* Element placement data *
[BEGIN]

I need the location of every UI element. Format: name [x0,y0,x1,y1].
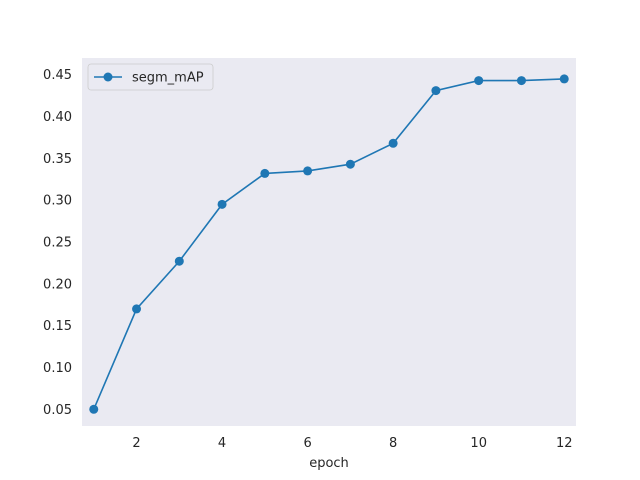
y-tick-label: 0.05 [43,403,72,418]
x-tick-label: 8 [389,436,397,451]
y-tick-label: 0.20 [43,277,72,292]
y-tick-label: 0.15 [43,319,72,334]
data-point [174,256,184,266]
series-layer [89,74,569,414]
data-point [217,199,227,209]
legend-label: segm_mAP [132,71,204,86]
y-tick-label: 0.40 [43,110,72,125]
data-point [559,74,569,84]
legend: segm_mAP [87,63,214,91]
y-tick-label: 0.45 [43,68,72,83]
x-axis: 2 4 6 8 10 12 [132,436,572,451]
x-tick-label: 12 [556,436,573,451]
data-point [388,138,398,148]
y-axis: 0.05 0.10 0.15 0.20 0.25 0.30 0.35 0.40 0.45 [43,68,72,418]
y-tick-label: 0.10 [43,361,72,376]
x-tick-label: 10 [470,436,487,451]
x-tick-label: 6 [303,436,311,451]
data-point [132,304,142,314]
series-line [93,78,565,410]
y-tick-label: 0.35 [43,152,72,167]
plot-area [82,58,576,426]
x-tick-label: 4 [218,436,226,451]
x-tick-label: 2 [132,436,140,451]
data-point [260,168,270,178]
legend-box [87,63,214,91]
y-tick-label: 0.30 [43,194,72,209]
data-point [89,404,99,414]
x-axis-label: epoch [309,456,349,471]
data-point [474,76,484,86]
data-point [303,166,313,176]
data-point [516,76,526,86]
y-tick-label: 0.25 [43,236,72,251]
data-point [345,159,355,169]
data-point [431,86,441,96]
legend-marker [103,72,113,82]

[END]

* Directions *
In the lines from the one containing "y-tick-label: 0.05 [43,403,72,418]" through the one containing "y-tick-label: 0.25 [43,236,72,251]", inclusive, replace "data-point" with "point-marker" and leave everything else unchanged. Return only those lines.

* Finished exercise *
y-tick-label: 0.05 [43,403,72,418]
x-tick-label: 8 [389,436,397,451]
y-tick-label: 0.20 [43,277,72,292]
y-tick-label: 0.15 [43,319,72,334]
point-marker [174,256,184,266]
series-layer [89,74,569,414]
point-marker [217,199,227,209]
legend-label: segm_mAP [132,71,204,86]
y-tick-label: 0.40 [43,110,72,125]
point-marker [559,74,569,84]
legend: segm_mAP [87,63,214,91]
y-tick-label: 0.45 [43,68,72,83]
x-axis: 2 4 6 8 10 12 [132,436,572,451]
x-tick-label: 12 [556,436,573,451]
point-marker [388,138,398,148]
y-axis: 0.05 0.10 0.15 0.20 0.25 0.30 0.35 0.40 0.45 [43,68,72,418]
y-tick-label: 0.10 [43,361,72,376]
x-tick-label: 10 [470,436,487,451]
x-tick-label: 6 [303,436,311,451]
point-marker [132,304,142,314]
series-line [93,78,565,410]
y-tick-label: 0.35 [43,152,72,167]
plot-area [82,58,576,426]
x-tick-label: 4 [218,436,226,451]
x-tick-label: 2 [132,436,140,451]
point-marker [260,168,270,178]
legend-box [87,63,214,91]
y-tick-label: 0.30 [43,194,72,209]
point-marker [89,404,99,414]
x-axis-label: epoch [309,456,349,471]
point-marker [474,76,484,86]
point-marker [303,166,313,176]
point-marker [516,76,526,86]
y-tick-label: 0.25 [43,236,72,251]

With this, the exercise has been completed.